== Task ==
Turn the lines into a JSON list of strings, one per line and leaving out blank lines, covering only the part that runs from the first line of the records through the line containing "table-cell: 25.000000 xyxy=(233,347,305,362)".

== Entries provided ==
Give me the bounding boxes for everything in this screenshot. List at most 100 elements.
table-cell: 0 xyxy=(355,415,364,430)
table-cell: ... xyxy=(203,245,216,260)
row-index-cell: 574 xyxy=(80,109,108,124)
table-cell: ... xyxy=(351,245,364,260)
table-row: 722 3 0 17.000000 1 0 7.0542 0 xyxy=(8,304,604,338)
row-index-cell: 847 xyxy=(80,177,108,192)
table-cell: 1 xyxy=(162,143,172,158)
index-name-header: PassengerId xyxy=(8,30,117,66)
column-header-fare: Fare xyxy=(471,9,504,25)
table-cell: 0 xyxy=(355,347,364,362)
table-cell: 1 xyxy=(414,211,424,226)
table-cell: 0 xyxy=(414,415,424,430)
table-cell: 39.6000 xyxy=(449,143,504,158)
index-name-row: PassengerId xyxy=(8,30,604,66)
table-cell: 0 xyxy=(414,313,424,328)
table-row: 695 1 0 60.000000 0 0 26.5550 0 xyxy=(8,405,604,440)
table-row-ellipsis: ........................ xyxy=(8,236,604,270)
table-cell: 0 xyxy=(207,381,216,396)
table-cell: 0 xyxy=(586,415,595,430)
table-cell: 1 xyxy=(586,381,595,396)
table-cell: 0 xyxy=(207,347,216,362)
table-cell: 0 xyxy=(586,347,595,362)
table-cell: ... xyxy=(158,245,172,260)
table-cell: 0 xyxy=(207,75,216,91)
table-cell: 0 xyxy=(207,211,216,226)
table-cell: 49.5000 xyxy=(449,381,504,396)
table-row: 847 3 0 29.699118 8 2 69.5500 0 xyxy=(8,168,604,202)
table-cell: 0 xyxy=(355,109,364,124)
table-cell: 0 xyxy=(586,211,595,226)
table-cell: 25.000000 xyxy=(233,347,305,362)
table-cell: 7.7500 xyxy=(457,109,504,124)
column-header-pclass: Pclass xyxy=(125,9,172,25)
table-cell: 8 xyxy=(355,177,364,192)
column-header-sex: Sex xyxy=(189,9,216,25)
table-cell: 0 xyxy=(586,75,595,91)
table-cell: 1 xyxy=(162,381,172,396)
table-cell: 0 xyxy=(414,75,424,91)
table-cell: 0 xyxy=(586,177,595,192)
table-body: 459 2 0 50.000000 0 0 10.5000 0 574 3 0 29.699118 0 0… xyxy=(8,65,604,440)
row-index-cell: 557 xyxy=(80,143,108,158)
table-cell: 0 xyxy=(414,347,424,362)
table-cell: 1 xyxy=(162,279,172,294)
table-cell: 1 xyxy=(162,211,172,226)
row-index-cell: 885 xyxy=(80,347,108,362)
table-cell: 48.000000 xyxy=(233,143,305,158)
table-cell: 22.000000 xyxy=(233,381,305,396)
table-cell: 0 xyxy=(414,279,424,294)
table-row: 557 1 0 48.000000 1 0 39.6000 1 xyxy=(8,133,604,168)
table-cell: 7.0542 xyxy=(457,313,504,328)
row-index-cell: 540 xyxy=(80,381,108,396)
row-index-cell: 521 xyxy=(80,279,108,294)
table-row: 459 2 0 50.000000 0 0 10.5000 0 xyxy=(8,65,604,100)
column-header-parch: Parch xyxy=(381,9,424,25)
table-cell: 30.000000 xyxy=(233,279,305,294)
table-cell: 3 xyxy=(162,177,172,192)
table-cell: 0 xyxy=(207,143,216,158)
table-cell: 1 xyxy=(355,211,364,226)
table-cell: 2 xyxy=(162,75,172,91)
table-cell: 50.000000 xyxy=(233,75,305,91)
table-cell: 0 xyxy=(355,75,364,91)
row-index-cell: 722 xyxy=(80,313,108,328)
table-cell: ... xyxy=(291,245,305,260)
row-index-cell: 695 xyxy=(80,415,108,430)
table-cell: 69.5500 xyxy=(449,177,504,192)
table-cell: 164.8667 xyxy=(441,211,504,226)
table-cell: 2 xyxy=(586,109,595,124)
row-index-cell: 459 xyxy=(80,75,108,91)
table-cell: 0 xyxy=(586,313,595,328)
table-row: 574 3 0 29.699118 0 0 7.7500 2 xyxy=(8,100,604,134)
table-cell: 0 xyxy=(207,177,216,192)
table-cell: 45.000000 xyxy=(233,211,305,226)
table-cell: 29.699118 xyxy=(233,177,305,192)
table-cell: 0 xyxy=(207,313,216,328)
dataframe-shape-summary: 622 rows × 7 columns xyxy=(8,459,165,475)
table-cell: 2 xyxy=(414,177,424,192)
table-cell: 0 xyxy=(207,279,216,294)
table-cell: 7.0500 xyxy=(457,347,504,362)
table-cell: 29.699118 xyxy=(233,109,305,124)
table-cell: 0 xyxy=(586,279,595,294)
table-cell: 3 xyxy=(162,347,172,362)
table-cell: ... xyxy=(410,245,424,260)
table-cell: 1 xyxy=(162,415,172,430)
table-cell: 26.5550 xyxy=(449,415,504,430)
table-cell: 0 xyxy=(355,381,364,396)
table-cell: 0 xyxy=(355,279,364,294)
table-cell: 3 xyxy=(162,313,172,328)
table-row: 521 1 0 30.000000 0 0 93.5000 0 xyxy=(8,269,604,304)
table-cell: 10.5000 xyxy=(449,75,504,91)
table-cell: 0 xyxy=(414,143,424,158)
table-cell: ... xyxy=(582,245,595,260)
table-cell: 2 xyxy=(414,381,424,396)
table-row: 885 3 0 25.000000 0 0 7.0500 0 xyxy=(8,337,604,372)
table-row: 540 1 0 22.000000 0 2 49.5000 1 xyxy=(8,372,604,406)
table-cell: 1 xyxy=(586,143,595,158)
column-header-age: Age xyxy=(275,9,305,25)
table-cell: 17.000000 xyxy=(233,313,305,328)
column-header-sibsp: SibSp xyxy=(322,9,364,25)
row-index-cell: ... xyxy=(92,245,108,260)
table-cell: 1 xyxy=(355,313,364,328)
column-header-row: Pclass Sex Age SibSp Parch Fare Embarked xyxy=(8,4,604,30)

== Task solution ==
[
  "Give me the bounding boxes for everything in this screenshot. List at most 100 elements.",
  "table-cell: 0 xyxy=(355,415,364,430)",
  "table-cell: ... xyxy=(203,245,216,260)",
  "row-index-cell: 574 xyxy=(80,109,108,124)",
  "table-cell: ... xyxy=(351,245,364,260)",
  "table-row: 722 3 0 17.000000 1 0 7.0542 0 xyxy=(8,304,604,338)",
  "row-index-cell: 847 xyxy=(80,177,108,192)",
  "table-cell: 1 xyxy=(162,143,172,158)",
  "index-name-header: PassengerId xyxy=(8,30,117,66)",
  "column-header-fare: Fare xyxy=(471,9,504,25)",
  "table-cell: 0 xyxy=(355,347,364,362)",
  "table-cell: 1 xyxy=(414,211,424,226)",
  "table-cell: 0 xyxy=(414,415,424,430)",
  "table-cell: 39.6000 xyxy=(449,143,504,158)",
  "index-name-row: PassengerId xyxy=(8,30,604,66)",
  "table-cell: 0 xyxy=(414,313,424,328)",
  "table-row: 695 1 0 60.000000 0 0 26.5550 0 xyxy=(8,405,604,440)",
  "table-row-ellipsis: ........................ xyxy=(8,236,604,270)",
  "table-cell: 0 xyxy=(207,381,216,396)",
  "table-cell: 0 xyxy=(586,415,595,430)",
  "table-cell: 1 xyxy=(586,381,595,396)",
  "table-cell: 0 xyxy=(207,347,216,362)",
  "table-cell: 0 xyxy=(586,347,595,362)",
  "table-cell: ... xyxy=(158,245,172,260)",
  "table-cell: 0 xyxy=(207,75,216,91)",
  "table-cell: 0 xyxy=(207,211,216,226)",
  "table-cell: 49.5000 xyxy=(449,381,504,396)",
  "table-row: 847 3 0 29.699118 8 2 69.5500 0 xyxy=(8,168,604,202)",
  "table-cell: 0 xyxy=(355,109,364,124)",
  "table-cell: 0 xyxy=(586,211,595,226)",
  "table-cell: 25.000000 xyxy=(233,347,305,362)"
]